WRITTEN EXERCISE: Can you print every record below exactly as written?
'''
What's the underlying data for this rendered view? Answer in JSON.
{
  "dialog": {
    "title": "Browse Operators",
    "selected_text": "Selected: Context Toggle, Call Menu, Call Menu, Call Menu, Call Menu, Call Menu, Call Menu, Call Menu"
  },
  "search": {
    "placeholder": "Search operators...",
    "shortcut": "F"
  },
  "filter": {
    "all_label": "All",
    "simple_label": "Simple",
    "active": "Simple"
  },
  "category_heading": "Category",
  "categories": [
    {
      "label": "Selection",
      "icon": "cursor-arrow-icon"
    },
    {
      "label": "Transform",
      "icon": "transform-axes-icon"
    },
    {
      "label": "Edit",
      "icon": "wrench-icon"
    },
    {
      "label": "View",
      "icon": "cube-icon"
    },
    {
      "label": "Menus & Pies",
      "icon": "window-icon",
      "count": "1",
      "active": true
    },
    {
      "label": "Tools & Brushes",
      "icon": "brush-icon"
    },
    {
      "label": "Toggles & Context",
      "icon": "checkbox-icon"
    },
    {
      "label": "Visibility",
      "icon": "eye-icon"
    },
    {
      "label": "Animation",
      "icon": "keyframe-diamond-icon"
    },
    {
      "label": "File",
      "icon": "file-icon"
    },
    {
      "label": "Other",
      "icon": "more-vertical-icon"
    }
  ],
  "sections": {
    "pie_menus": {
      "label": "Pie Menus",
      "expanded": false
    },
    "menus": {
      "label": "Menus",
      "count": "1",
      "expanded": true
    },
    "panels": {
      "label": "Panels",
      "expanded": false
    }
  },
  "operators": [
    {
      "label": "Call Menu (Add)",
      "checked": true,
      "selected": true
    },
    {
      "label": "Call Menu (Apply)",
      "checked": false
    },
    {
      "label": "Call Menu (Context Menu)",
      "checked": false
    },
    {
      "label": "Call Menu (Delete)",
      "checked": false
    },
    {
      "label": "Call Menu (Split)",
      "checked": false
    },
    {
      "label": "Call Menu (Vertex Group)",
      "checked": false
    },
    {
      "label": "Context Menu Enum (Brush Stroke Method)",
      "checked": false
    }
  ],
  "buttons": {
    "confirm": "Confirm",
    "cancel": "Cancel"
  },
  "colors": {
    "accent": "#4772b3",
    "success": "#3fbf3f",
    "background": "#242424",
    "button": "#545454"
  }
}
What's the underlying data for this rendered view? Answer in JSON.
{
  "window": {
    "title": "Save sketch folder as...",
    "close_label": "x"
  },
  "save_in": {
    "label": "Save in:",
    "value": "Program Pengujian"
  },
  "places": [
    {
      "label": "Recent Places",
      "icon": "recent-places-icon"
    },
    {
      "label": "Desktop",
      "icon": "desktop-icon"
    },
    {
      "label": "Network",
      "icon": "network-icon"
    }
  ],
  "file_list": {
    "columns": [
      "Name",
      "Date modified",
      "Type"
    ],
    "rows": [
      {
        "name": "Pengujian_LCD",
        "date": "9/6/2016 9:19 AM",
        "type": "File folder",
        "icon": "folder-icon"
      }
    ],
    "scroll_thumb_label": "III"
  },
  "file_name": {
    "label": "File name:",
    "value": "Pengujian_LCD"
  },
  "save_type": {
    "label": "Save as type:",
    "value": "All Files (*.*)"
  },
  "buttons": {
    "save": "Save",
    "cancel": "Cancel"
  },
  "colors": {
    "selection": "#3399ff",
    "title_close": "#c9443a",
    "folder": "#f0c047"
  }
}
'''
WORKED ANSWER:
What's the underlying data for this rendered view? Answer in JSON.
{
  "dialog": {
    "title": "Browse Operators",
    "selected_text": "Selected: Context Toggle, Call Menu, Call Menu, Call Menu, Call Menu, Call Menu, Call Menu, Call Menu"
  },
  "search": {
    "placeholder": "Search operators...",
    "shortcut": "F"
  },
  "filter": {
    "all_label": "All",
    "simple_label": "Simple",
    "active": "Simple"
  },
  "category_heading": "Category",
  "categories": [
    {
      "label": "Selection",
      "icon": "cursor-arrow-icon"
    },
    {
      "label": "Transform",
      "icon": "transform-axes-icon"
    },
    {
      "label": "Edit",
      "icon": "wrench-icon"
    },
    {
      "label": "View",
      "icon": "cube-icon"
    },
    {
      "label": "Menus & Pies",
      "icon": "window-icon",
      "count": "1",
      "active": true
    },
    {
      "label": "Tools & Brushes",
      "icon": "brush-icon"
    },
    {
      "label": "Toggles & Context",
      "icon": "checkbox-icon"
    },
    {
      "label": "Visibility",
      "icon": "eye-icon"
    },
    {
      "label": "Animation",
      "icon": "keyframe-diamond-icon"
    },
    {
      "label": "File",
      "icon": "file-icon"
    },
    {
      "label": "Other",
      "icon": "more-vertical-icon"
    }
  ],
  "sections": {
    "pie_menus": {
      "label": "Pie Menus",
      "expanded": false
    },
    "menus": {
      "label": "Menus",
      "count": "1",
      "expanded": true
    },
    "panels": {
      "label": "Panels",
      "expanded": false
    }
  },
  "operators": [
    {
      "label": "Call Menu (Add)",
      "checked": true,
      "selected": true
    },
    {
      "label": "Call Menu (Apply)",
      "checked": false
    },
    {
      "label": "Call Menu (Context Menu)",
      "checked": false
    },
    {
      "label": "Call Menu (Delete)",
      "checked": false
    },
    {
      "label": "Call Menu (Split)",
      "checked": false
    },
    {
      "label": "Call Menu (Vertex Group)",
      "checked": false
    },
    {
      "label": "Context Menu Enum (Brush Stroke Method)",
      "checked": false
    }
  ],
  "buttons": {
    "confirm": "Confirm",
    "cancel": "Cancel"
  },
  "colors": {
    "accent": "#4772b3",
    "success": "#3fbf3f",
    "background": "#242424",
    "button": "#545454"
  }
}
What's the underlying data for this rendered view? Answer in JSON.
{
  "window": {
    "title": "Save sketch folder as...",
    "close_label": "x"
  },
  "save_in": {
    "label": "Save in:",
    "value": "Program Pengujian"
  },
  "places": [
    {
      "label": "Recent Places",
      "icon": "recent-places-icon"
    },
    {
      "label": "Desktop",
      "icon": "desktop-icon"
    },
    {
      "label": "Network",
      "icon": "network-icon"
    }
  ],
  "file_list": {
    "columns": [
      "Name",
      "Date modified",
      "Type"
    ],
    "rows": [
      {
        "name": "Pengujian_LCD",
        "date": "9/6/2016 9:19 AM",
        "type": "File folder",
        "icon": "folder-icon"
      }
    ],
    "scroll_thumb_label": "III"
  },
  "file_name": {
    "label": "File name:",
    "value": "Pengujian_LCD"
  },
  "save_type": {
    "label": "Save as type:",
    "value": "All Files (*.*)"
  },
  "buttons": {
    "save": "Save",
    "cancel": "Cancel"
  },
  "colors": {
    "selection": "#3399ff",
    "title_close": "#c9443a",
    "folder": "#f0c047"
  }
}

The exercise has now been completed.